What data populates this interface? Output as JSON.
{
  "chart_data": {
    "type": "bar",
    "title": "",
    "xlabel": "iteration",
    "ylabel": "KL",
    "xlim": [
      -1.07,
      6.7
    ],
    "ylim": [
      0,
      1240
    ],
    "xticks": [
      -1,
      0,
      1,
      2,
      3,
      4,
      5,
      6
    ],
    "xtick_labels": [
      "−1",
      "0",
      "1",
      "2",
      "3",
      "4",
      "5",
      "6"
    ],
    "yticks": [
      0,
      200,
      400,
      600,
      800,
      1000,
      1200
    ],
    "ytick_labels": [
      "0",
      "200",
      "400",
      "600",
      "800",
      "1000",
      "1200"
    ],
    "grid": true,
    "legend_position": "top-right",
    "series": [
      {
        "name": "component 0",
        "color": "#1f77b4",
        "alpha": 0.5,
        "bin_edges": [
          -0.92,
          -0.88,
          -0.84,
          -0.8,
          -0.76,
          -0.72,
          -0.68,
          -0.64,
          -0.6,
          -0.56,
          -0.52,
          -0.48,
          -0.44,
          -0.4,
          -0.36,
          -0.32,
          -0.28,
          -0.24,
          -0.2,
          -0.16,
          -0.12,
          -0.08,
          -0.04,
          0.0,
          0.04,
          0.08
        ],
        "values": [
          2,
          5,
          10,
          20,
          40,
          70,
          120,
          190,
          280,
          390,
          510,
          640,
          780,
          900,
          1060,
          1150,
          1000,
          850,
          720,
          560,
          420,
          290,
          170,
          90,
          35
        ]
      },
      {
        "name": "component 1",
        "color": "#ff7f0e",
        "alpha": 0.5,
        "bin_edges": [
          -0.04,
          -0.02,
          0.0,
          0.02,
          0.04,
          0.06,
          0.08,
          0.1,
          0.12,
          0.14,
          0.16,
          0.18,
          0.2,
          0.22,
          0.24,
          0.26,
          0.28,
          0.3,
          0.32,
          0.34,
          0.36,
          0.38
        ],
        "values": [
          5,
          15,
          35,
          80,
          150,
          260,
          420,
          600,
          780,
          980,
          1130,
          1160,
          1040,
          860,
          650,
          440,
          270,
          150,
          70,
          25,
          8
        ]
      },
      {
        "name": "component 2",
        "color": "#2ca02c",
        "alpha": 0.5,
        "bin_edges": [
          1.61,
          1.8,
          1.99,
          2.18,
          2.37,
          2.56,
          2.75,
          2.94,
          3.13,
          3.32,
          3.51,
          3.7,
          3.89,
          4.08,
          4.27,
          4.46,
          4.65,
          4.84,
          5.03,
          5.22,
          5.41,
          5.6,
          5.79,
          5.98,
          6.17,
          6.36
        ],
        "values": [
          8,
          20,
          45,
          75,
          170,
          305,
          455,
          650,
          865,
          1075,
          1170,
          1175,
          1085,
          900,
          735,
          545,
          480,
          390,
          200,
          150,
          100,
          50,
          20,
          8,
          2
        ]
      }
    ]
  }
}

______

● TASK DIRECTIONS: Word for word, quote all of the data above.

● ANSWER TO THIS EXERCISE:
What data populates this interface? Output as JSON.
{
  "chart_data": {
    "type": "bar",
    "title": "",
    "xlabel": "iteration",
    "ylabel": "KL",
    "xlim": [
      -1.07,
      6.7
    ],
    "ylim": [
      0,
      1240
    ],
    "xticks": [
      -1,
      0,
      1,
      2,
      3,
      4,
      5,
      6
    ],
    "xtick_labels": [
      "−1",
      "0",
      "1",
      "2",
      "3",
      "4",
      "5",
      "6"
    ],
    "yticks": [
      0,
      200,
      400,
      600,
      800,
      1000,
      1200
    ],
    "ytick_labels": [
      "0",
      "200",
      "400",
      "600",
      "800",
      "1000",
      "1200"
    ],
    "grid": true,
    "legend_position": "top-right",
    "series": [
      {
        "name": "component 0",
        "color": "#1f77b4",
        "alpha": 0.5,
        "bin_edges": [
          -0.92,
          -0.88,
          -0.84,
          -0.8,
          -0.76,
          -0.72,
          -0.68,
          -0.64,
          -0.6,
          -0.56,
          -0.52,
          -0.48,
          -0.44,
          -0.4,
          -0.36,
          -0.32,
          -0.28,
          -0.24,
          -0.2,
          -0.16,
          -0.12,
          -0.08,
          -0.04,
          0.0,
          0.04,
          0.08
        ],
        "values": [
          2,
          5,
          10,
          20,
          40,
          70,
          120,
          190,
          280,
          390,
          510,
          640,
          780,
          900,
          1060,
          1150,
          1000,
          850,
          720,
          560,
          420,
          290,
          170,
          90,
          35
        ]
      },
      {
        "name": "component 1",
        "color": "#ff7f0e",
        "alpha": 0.5,
        "bin_edges": [
          -0.04,
          -0.02,
          0.0,
          0.02,
          0.04,
          0.06,
          0.08,
          0.1,
          0.12,
          0.14,
          0.16,
          0.18,
          0.2,
          0.22,
          0.24,
          0.26,
          0.28,
          0.3,
          0.32,
          0.34,
          0.36,
          0.38
        ],
        "values": [
          5,
          15,
          35,
          80,
          150,
          260,
          420,
          600,
          780,
          980,
          1130,
          1160,
          1040,
          860,
          650,
          440,
          270,
          150,
          70,
          25,
          8
        ]
      },
      {
        "name": "component 2",
        "color": "#2ca02c",
        "alpha": 0.5,
        "bin_edges": [
          1.61,
          1.8,
          1.99,
          2.18,
          2.37,
          2.56,
          2.75,
          2.94,
          3.13,
          3.32,
          3.51,
          3.7,
          3.89,
          4.08,
          4.27,
          4.46,
          4.65,
          4.84,
          5.03,
          5.22,
          5.41,
          5.6,
          5.79,
          5.98,
          6.17,
          6.36
        ],
        "values": [
          8,
          20,
          45,
          75,
          170,
          305,
          455,
          650,
          865,
          1075,
          1170,
          1175,
          1085,
          900,
          735,
          545,
          480,
          390,
          200,
          150,
          100,
          50,
          20,
          8,
          2
        ]
      }
    ]
  }
}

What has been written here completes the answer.